Extracted data entries
╔══
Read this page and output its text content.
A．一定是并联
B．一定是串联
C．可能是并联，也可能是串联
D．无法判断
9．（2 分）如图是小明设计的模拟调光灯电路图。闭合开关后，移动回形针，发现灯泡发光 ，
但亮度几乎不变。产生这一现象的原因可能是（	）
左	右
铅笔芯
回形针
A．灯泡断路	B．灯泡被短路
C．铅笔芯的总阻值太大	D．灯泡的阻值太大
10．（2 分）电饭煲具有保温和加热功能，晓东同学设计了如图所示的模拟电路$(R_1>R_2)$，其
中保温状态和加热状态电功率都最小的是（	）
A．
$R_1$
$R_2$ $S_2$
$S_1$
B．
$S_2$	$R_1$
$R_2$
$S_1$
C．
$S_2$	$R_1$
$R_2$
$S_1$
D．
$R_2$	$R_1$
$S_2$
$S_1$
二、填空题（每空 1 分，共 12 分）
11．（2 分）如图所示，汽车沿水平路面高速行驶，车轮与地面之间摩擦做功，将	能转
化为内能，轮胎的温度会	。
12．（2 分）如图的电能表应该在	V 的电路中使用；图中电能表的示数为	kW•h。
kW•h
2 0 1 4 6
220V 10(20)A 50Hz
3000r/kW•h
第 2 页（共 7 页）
╚══
Write out all of the records once more, exactly.

RESPONSE =>
Read this page and output its text content.
A．一定是并联
B．一定是串联
C．可能是并联，也可能是串联
D．无法判断
9．（2 分）如图是小明设计的模拟调光灯电路图。闭合开关后，移动回形针，发现灯泡发光 ，
但亮度几乎不变。产生这一现象的原因可能是（	）
左	右
铅笔芯
回形针
A．灯泡断路	B．灯泡被短路
C．铅笔芯的总阻值太大	D．灯泡的阻值太大
10．（2 分）电饭煲具有保温和加热功能，晓东同学设计了如图所示的模拟电路$(R_1>R_2)$，其
中保温状态和加热状态电功率都最小的是（	）
A．
$R_1$
$R_2$ $S_2$
$S_1$
B．
$S_2$	$R_1$
$R_2$
$S_1$
C．
$S_2$	$R_1$
$R_2$
$S_1$
D．
$R_2$	$R_1$
$S_2$
$S_1$
二、填空题（每空 1 分，共 12 分）
11．（2 分）如图所示，汽车沿水平路面高速行驶，车轮与地面之间摩擦做功，将	能转
化为内能，轮胎的温度会	。
12．（2 分）如图的电能表应该在	V 的电路中使用；图中电能表的示数为	kW•h。
kW•h
2 0 1 4 6
220V 10(20)A 50Hz
3000r/kW•h
第 2 页（共 7 页）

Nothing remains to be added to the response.